Copy the data word for word, keeping every line.

--

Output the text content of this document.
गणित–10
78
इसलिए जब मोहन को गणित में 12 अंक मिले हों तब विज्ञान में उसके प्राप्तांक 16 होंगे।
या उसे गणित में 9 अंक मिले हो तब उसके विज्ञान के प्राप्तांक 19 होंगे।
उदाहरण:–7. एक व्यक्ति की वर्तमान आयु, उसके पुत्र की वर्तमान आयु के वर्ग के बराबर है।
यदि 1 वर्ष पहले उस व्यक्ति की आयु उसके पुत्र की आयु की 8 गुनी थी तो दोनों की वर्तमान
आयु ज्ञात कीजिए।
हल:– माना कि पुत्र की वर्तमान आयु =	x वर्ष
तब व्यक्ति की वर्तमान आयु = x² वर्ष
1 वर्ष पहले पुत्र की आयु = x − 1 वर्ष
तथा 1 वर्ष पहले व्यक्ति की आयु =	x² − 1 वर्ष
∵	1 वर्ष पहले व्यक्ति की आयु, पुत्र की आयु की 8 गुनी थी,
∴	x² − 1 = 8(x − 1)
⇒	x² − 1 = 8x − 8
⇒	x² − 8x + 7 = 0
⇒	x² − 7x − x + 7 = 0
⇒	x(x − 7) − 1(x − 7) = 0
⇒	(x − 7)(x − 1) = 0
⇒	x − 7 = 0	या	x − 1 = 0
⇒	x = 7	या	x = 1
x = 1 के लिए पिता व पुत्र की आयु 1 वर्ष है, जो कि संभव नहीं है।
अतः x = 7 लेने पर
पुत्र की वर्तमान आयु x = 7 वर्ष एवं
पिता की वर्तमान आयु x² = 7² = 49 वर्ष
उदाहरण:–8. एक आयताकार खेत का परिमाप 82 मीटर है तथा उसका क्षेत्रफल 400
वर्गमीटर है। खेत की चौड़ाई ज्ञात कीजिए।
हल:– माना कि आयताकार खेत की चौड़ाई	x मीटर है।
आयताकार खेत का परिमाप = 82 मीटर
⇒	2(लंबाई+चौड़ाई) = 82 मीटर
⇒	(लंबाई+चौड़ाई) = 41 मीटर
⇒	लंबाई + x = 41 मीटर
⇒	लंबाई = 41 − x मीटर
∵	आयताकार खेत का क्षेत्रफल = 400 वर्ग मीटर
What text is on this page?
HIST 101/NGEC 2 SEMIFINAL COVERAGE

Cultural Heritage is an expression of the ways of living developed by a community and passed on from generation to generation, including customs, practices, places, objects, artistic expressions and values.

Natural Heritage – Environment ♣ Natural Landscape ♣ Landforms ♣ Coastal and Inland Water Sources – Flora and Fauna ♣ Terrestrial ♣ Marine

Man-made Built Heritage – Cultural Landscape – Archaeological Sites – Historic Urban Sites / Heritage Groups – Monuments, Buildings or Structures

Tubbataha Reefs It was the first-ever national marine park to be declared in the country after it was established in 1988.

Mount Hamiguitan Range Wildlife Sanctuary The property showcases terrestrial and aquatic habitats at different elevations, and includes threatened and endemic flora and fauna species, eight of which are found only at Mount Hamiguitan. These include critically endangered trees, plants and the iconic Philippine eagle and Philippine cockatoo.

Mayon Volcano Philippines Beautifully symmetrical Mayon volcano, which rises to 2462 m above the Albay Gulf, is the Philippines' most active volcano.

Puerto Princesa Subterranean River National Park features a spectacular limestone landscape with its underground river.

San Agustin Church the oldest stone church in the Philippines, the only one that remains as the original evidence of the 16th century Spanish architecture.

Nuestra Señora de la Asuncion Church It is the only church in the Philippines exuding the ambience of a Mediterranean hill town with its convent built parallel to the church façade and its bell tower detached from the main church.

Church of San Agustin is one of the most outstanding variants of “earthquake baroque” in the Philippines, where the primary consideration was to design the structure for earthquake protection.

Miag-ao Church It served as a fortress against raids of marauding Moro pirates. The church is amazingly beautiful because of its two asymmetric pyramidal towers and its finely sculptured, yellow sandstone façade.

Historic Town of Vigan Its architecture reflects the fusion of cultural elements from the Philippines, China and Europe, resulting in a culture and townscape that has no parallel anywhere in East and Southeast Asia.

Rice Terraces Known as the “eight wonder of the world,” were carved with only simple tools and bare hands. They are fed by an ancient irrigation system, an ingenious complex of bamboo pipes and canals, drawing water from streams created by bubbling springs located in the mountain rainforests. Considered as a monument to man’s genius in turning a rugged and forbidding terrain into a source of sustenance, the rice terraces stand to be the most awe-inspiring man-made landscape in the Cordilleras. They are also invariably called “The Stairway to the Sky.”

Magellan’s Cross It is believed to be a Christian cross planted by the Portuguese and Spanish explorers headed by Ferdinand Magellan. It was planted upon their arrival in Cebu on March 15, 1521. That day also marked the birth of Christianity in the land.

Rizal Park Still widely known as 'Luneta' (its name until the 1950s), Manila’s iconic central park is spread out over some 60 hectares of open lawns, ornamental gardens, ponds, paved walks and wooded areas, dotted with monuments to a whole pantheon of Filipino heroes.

--

◆ **Correct result**:
Output the text content of this document.
गणित–10
78
इसलिए जब मोहन को गणित में 12 अंक मिले हों तब विज्ञान में उसके प्राप्तांक 16 होंगे।
या उसे गणित में 9 अंक मिले हो तब उसके विज्ञान के प्राप्तांक 19 होंगे।
उदाहरण:–7. एक व्यक्ति की वर्तमान आयु, उसके पुत्र की वर्तमान आयु के वर्ग के बराबर है।
यदि 1 वर्ष पहले उस व्यक्ति की आयु उसके पुत्र की आयु की 8 गुनी थी तो दोनों की वर्तमान
आयु ज्ञात कीजिए।
हल:– माना कि पुत्र की वर्तमान आयु =	x वर्ष
तब व्यक्ति की वर्तमान आयु = x² वर्ष
1 वर्ष पहले पुत्र की आयु = x − 1 वर्ष
तथा 1 वर्ष पहले व्यक्ति की आयु =	x² − 1 वर्ष
∵	1 वर्ष पहले व्यक्ति की आयु, पुत्र की आयु की 8 गुनी थी,
∴	x² − 1 = 8(x − 1)
⇒	x² − 1 = 8x − 8
⇒	x² − 8x + 7 = 0
⇒	x² − 7x − x + 7 = 0
⇒	x(x − 7) − 1(x − 7) = 0
⇒	(x − 7)(x − 1) = 0
⇒	x − 7 = 0	या	x − 1 = 0
⇒	x = 7	या	x = 1
x = 1 के लिए पिता व पुत्र की आयु 1 वर्ष है, जो कि संभव नहीं है।
अतः x = 7 लेने पर
पुत्र की वर्तमान आयु x = 7 वर्ष एवं
पिता की वर्तमान आयु x² = 7² = 49 वर्ष
उदाहरण:–8. एक आयताकार खेत का परिमाप 82 मीटर है तथा उसका क्षेत्रफल 400
वर्गमीटर है। खेत की चौड़ाई ज्ञात कीजिए।
हल:– माना कि आयताकार खेत की चौड़ाई	x मीटर है।
आयताकार खेत का परिमाप = 82 मीटर
⇒	2(लंबाई+चौड़ाई) = 82 मीटर
⇒	(लंबाई+चौड़ाई) = 41 मीटर
⇒	लंबाई + x = 41 मीटर
⇒	लंबाई = 41 − x मीटर
∵	आयताकार खेत का क्षेत्रफल = 400 वर्ग मीटर
What text is on this page?
HIST 101/NGEC 2 SEMIFINAL COVERAGE

Cultural Heritage is an expression of the ways of living developed by a community and passed on from generation to generation, including customs, practices, places, objects, artistic expressions and values.

Natural Heritage – Environment ♣ Natural Landscape ♣ Landforms ♣ Coastal and Inland Water Sources – Flora and Fauna ♣ Terrestrial ♣ Marine

Man-made Built Heritage – Cultural Landscape – Archaeological Sites – Historic Urban Sites / Heritage Groups – Monuments, Buildings or Structures

Tubbataha Reefs It was the first-ever national marine park to be declared in the country after it was established in 1988.

Mount Hamiguitan Range Wildlife Sanctuary The property showcases terrestrial and aquatic habitats at different elevations, and includes threatened and endemic flora and fauna species, eight of which are found only at Mount Hamiguitan. These include critically endangered trees, plants and the iconic Philippine eagle and Philippine cockatoo.

Mayon Volcano Philippines Beautifully symmetrical Mayon volcano, which rises to 2462 m above the Albay Gulf, is the Philippines' most active volcano.

Puerto Princesa Subterranean River National Park features a spectacular limestone landscape with its underground river.

San Agustin Church the oldest stone church in the Philippines, the only one that remains as the original evidence of the 16th century Spanish architecture.

Nuestra Señora de la Asuncion Church It is the only church in the Philippines exuding the ambience of a Mediterranean hill town with its convent built parallel to the church façade and its bell tower detached from the main church.

Church of San Agustin is one of the most outstanding variants of “earthquake baroque” in the Philippines, where the primary consideration was to design the structure for earthquake protection.

Miag-ao Church It served as a fortress against raids of marauding Moro pirates. The church is amazingly beautiful because of its two asymmetric pyramidal towers and its finely sculptured, yellow sandstone façade.

Historic Town of Vigan Its architecture reflects the fusion of cultural elements from the Philippines, China and Europe, resulting in a culture and townscape that has no parallel anywhere in East and Southeast Asia.

Rice Terraces Known as the “eight wonder of the world,” were carved with only simple tools and bare hands. They are fed by an ancient irrigation system, an ingenious complex of bamboo pipes and canals, drawing water from streams created by bubbling springs located in the mountain rainforests. Considered as a monument to man’s genius in turning a rugged and forbidding terrain into a source of sustenance, the rice terraces stand to be the most awe-inspiring man-made landscape in the Cordilleras. They are also invariably called “The Stairway to the Sky.”

Magellan’s Cross It is believed to be a Christian cross planted by the Portuguese and Spanish explorers headed by Ferdinand Magellan. It was planted upon their arrival in Cebu on March 15, 1521. That day also marked the birth of Christianity in the land.

Rizal Park Still widely known as 'Luneta' (its name until the 1950s), Manila’s iconic central park is spread out over some 60 hectares of open lawns, ornamental gardens, ponds, paved walks and wooded areas, dotted with monuments to a whole pantheon of Filipino heroes.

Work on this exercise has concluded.